## EXERCISES
1) According to the passage on CARMA1 constructs, how were the constructs introduced into the mutant DT40 cells?
2) Return everything in the passage on CARMA1 constructs from "Flag-tagged chicken wild-type" down to "cells by electroporation.", copied word for word.
3) Using the passage on CARMA1 constructs, explain in one to three sentences what the knock-in construct achieves by introducing the transgenes into the endogenous β-actin locus.

## SELECTED EXTRACT
--- START ---

Flag-tagged chicken wild-type CARMA1 and its mutant complementary DNAs (cDNAs) were generated by PCR. Each cDNA was cloned into the pApuro with IRES-GFP expression vector, as previously described (6), or into the knock-in vector with IRES-GFP and the puro-resistant gene (pBIG) for introduction into the endogenous β-actin locus. The knock-in construct places the transgenes under the control of the endogenous β-actin promoter and enables the acquisition of clones expressing the same and proper (approximately twofold higher than endogenous CARMA1) protein expression levels. These constructs were transfected into various mutant DT40 cells by electroporation.

--- END ---

## INPUT DATA
--- START ---

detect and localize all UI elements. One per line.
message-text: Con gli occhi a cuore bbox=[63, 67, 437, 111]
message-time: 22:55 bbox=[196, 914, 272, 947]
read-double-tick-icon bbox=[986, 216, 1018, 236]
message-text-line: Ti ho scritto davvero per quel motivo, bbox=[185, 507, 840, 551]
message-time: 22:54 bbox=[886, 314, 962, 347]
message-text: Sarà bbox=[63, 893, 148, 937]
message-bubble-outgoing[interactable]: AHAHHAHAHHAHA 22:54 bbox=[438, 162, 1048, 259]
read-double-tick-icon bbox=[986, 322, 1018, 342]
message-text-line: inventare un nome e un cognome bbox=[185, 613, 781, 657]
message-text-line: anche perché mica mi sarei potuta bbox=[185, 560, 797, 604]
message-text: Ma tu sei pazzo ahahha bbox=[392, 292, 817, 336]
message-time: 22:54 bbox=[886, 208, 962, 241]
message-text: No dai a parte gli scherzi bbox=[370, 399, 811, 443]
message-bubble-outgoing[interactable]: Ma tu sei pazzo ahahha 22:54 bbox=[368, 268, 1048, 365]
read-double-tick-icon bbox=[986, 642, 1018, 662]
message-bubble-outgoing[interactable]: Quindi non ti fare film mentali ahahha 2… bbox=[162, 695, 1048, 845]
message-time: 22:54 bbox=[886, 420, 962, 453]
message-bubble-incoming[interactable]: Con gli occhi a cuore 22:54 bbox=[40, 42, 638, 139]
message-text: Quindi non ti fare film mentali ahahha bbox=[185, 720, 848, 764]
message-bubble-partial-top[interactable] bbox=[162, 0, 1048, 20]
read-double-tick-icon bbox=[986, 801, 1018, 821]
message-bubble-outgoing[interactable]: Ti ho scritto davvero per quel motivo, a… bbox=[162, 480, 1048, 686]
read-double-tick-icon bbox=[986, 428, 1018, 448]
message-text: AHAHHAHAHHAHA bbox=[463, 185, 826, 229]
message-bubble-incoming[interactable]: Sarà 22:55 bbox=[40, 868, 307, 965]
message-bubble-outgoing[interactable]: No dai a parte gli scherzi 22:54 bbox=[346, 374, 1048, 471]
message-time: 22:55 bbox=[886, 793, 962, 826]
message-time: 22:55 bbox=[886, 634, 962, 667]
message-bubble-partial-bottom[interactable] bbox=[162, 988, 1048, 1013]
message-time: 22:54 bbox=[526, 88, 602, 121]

--- END ---

## RESULTS OF THE EXERCISE
1) By electroporation.

2)
Flag-tagged chicken wild-type CARMA1 and its mutant complementary DNAs (cDNAs) were generated by PCR. Each cDNA was cloned into the pApuro with IRES-GFP expression vector, as previously described (6), or into the knock-in vector with IRES-GFP and the puro-resistant gene (pBIG) for introduction into the endogenous β-actin locus. The knock-in construct places the transgenes under the control of the endogenous β-actin promoter and enables the acquisition of clones expressing the same and proper (approximately twofold higher than endogenous CARMA1) protein expression levels. These constructs were transfected into various mutant DT40 cells by electroporation.

3) The knock-in construct puts the transgenes under the control of the endogenous β-actin promoter. This makes it possible to obtain clones that express the same and proper protein levels, approximately twofold higher than endogenous CARMA1.